* START *

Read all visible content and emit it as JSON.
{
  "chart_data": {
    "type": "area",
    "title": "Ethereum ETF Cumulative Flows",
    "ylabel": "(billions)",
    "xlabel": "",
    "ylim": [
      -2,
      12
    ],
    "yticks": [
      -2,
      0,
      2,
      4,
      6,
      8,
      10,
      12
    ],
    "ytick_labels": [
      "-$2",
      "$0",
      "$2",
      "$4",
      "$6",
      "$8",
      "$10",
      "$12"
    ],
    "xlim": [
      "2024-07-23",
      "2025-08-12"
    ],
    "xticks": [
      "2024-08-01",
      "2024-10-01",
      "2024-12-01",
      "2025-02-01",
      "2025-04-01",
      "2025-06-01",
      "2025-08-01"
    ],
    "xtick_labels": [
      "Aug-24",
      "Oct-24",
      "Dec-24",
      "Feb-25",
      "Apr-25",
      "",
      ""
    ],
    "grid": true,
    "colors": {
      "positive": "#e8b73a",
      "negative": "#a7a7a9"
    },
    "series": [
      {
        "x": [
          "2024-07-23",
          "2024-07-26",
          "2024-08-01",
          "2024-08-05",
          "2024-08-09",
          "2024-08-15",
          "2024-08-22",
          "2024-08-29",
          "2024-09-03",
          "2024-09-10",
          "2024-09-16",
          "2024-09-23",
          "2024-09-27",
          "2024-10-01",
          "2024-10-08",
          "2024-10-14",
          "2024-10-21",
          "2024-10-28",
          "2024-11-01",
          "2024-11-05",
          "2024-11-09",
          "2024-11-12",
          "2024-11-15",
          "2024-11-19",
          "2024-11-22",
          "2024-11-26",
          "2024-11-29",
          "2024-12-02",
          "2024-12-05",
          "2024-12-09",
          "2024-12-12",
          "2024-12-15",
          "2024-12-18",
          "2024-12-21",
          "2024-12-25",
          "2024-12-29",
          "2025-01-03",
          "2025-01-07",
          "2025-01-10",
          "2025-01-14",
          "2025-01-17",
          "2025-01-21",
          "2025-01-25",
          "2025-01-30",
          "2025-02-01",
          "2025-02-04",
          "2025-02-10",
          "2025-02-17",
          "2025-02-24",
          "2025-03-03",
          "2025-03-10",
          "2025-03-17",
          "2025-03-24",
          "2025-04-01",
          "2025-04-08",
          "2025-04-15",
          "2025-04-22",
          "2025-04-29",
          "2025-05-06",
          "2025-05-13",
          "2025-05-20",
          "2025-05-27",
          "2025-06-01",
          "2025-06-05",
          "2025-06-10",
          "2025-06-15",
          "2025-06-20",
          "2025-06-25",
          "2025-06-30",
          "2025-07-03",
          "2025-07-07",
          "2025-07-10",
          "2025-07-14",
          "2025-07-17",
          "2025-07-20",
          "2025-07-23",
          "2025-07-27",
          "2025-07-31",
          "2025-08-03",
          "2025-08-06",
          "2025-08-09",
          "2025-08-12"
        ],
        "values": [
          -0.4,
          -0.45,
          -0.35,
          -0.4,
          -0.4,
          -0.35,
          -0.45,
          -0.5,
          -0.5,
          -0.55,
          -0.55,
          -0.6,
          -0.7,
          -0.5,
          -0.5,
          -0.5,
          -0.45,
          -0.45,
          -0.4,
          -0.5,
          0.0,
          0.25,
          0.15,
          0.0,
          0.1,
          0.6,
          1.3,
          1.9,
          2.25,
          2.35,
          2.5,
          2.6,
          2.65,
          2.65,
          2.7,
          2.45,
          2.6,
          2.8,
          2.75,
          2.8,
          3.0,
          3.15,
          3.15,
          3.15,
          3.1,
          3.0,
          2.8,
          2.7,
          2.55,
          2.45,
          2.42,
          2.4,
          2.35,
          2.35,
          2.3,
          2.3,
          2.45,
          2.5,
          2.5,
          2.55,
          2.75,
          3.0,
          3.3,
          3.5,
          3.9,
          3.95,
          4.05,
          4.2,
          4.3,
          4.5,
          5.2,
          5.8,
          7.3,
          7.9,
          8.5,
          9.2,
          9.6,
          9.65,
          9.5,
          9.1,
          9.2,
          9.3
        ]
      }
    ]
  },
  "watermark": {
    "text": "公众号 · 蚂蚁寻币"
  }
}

* END *

§ **Exercise task**:
Reproduce the listing in full. Keep it exactly as written.

§ **Finished exercise**:
Read all visible content and emit it as JSON.
{
  "chart_data": {
    "type": "area",
    "title": "Ethereum ETF Cumulative Flows",
    "ylabel": "(billions)",
    "xlabel": "",
    "ylim": [
      -2,
      12
    ],
    "yticks": [
      -2,
      0,
      2,
      4,
      6,
      8,
      10,
      12
    ],
    "ytick_labels": [
      "-$2",
      "$0",
      "$2",
      "$4",
      "$6",
      "$8",
      "$10",
      "$12"
    ],
    "xlim": [
      "2024-07-23",
      "2025-08-12"
    ],
    "xticks": [
      "2024-08-01",
      "2024-10-01",
      "2024-12-01",
      "2025-02-01",
      "2025-04-01",
      "2025-06-01",
      "2025-08-01"
    ],
    "xtick_labels": [
      "Aug-24",
      "Oct-24",
      "Dec-24",
      "Feb-25",
      "Apr-25",
      "",
      ""
    ],
    "grid": true,
    "colors": {
      "positive": "#e8b73a",
      "negative": "#a7a7a9"
    },
    "series": [
      {
        "x": [
          "2024-07-23",
          "2024-07-26",
          "2024-08-01",
          "2024-08-05",
          "2024-08-09",
          "2024-08-15",
          "2024-08-22",
          "2024-08-29",
          "2024-09-03",
          "2024-09-10",
          "2024-09-16",
          "2024-09-23",
          "2024-09-27",
          "2024-10-01",
          "2024-10-08",
          "2024-10-14",
          "2024-10-21",
          "2024-10-28",
          "2024-11-01",
          "2024-11-05",
          "2024-11-09",
          "2024-11-12",
          "2024-11-15",
          "2024-11-19",
          "2024-11-22",
          "2024-11-26",
          "2024-11-29",
          "2024-12-02",
          "2024-12-05",
          "2024-12-09",
          "2024-12-12",
          "2024-12-15",
          "2024-12-18",
          "2024-12-21",
          "2024-12-25",
          "2024-12-29",
          "2025-01-03",
          "2025-01-07",
          "2025-01-10",
          "2025-01-14",
          "2025-01-17",
          "2025-01-21",
          "2025-01-25",
          "2025-01-30",
          "2025-02-01",
          "2025-02-04",
          "2025-02-10",
          "2025-02-17",
          "2025-02-24",
          "2025-03-03",
          "2025-03-10",
          "2025-03-17",
          "2025-03-24",
          "2025-04-01",
          "2025-04-08",
          "2025-04-15",
          "2025-04-22",
          "2025-04-29",
          "2025-05-06",
          "2025-05-13",
          "2025-05-20",
          "2025-05-27",
          "2025-06-01",
          "2025-06-05",
          "2025-06-10",
          "2025-06-15",
          "2025-06-20",
          "2025-06-25",
          "2025-06-30",
          "2025-07-03",
          "2025-07-07",
          "2025-07-10",
          "2025-07-14",
          "2025-07-17",
          "2025-07-20",
          "2025-07-23",
          "2025-07-27",
          "2025-07-31",
          "2025-08-03",
          "2025-08-06",
          "2025-08-09",
          "2025-08-12"
        ],
        "values": [
          -0.4,
          -0.45,
          -0.35,
          -0.4,
          -0.4,
          -0.35,
          -0.45,
          -0.5,
          -0.5,
          -0.55,
          -0.55,
          -0.6,
          -0.7,
          -0.5,
          -0.5,
          -0.5,
          -0.45,
          -0.45,
          -0.4,
          -0.5,
          0.0,
          0.25,
          0.15,
          0.0,
          0.1,
          0.6,
          1.3,
          1.9,
          2.25,
          2.35,
          2.5,
          2.6,
          2.65,
          2.65,
          2.7,
          2.45,
          2.6,
          2.8,
          2.75,
          2.8,
          3.0,
          3.15,
          3.15,
          3.15,
          3.1,
          3.0,
          2.8,
          2.7,
          2.55,
          2.45,
          2.42,
          2.4,
          2.35,
          2.35,
          2.3,
          2.3,
          2.45,
          2.5,
          2.5,
          2.55,
          2.75,
          3.0,
          3.3,
          3.5,
          3.9,
          3.95,
          4.05,
          4.2,
          4.3,
          4.5,
          5.2,
          5.8,
          7.3,
          7.9,
          8.5,
          9.2,
          9.6,
          9.65,
          9.5,
          9.1,
          9.2,
          9.3
        ]
      }
    ]
  },
  "watermark": {
    "text": "公众号 · 蚂蚁寻币"
  }
}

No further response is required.